§ **Given data**:
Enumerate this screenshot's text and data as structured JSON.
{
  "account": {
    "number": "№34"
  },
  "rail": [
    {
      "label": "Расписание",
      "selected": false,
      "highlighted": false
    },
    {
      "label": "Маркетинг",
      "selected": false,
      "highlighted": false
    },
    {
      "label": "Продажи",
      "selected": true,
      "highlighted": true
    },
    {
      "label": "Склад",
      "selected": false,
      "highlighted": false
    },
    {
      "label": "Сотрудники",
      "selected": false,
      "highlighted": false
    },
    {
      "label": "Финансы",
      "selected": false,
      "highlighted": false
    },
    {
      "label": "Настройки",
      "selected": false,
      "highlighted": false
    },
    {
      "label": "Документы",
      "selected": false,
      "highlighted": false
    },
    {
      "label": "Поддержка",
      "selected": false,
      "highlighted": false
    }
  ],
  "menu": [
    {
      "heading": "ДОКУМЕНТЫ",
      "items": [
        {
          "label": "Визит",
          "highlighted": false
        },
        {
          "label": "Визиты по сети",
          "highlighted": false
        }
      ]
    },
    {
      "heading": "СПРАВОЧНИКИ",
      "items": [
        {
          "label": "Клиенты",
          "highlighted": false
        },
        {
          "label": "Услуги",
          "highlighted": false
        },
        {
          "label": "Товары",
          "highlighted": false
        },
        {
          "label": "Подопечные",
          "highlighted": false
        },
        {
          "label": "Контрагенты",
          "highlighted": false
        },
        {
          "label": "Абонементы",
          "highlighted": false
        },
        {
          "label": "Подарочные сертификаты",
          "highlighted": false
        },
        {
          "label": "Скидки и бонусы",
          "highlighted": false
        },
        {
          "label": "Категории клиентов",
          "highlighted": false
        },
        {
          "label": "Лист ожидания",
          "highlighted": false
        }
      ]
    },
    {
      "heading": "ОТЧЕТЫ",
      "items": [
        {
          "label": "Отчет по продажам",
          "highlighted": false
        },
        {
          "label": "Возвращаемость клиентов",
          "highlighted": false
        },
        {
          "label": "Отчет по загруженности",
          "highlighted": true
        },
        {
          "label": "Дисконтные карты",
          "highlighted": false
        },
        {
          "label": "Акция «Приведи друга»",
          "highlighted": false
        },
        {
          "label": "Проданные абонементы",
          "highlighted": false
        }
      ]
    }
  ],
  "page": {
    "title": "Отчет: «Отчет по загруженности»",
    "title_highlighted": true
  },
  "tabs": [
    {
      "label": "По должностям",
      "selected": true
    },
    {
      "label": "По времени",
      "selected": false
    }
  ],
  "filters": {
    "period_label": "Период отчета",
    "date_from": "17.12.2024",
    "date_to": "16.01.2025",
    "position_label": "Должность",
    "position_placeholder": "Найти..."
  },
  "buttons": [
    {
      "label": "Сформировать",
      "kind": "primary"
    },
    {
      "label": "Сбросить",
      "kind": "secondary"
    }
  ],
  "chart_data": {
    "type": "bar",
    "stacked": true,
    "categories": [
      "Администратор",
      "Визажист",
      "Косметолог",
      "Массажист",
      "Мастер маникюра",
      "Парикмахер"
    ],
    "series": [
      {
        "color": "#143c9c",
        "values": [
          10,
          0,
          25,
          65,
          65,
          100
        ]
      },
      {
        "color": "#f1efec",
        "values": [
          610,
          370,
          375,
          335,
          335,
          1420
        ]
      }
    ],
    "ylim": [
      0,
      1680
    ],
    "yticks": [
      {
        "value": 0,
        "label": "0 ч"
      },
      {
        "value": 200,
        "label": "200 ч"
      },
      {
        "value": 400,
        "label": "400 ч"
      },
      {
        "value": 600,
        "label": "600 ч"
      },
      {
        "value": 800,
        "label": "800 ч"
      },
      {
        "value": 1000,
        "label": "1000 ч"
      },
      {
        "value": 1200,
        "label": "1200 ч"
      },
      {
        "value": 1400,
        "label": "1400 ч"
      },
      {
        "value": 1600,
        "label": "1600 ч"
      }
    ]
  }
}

§ **Work to be completed**:
Using the listing, copy every line where the word "heading" shows up.

§ **Response to this task**:
      "heading": "ДОКУМЕНТЫ",
      "heading": "СПРАВОЧНИКИ",
      "heading": "ОТЧЕТЫ",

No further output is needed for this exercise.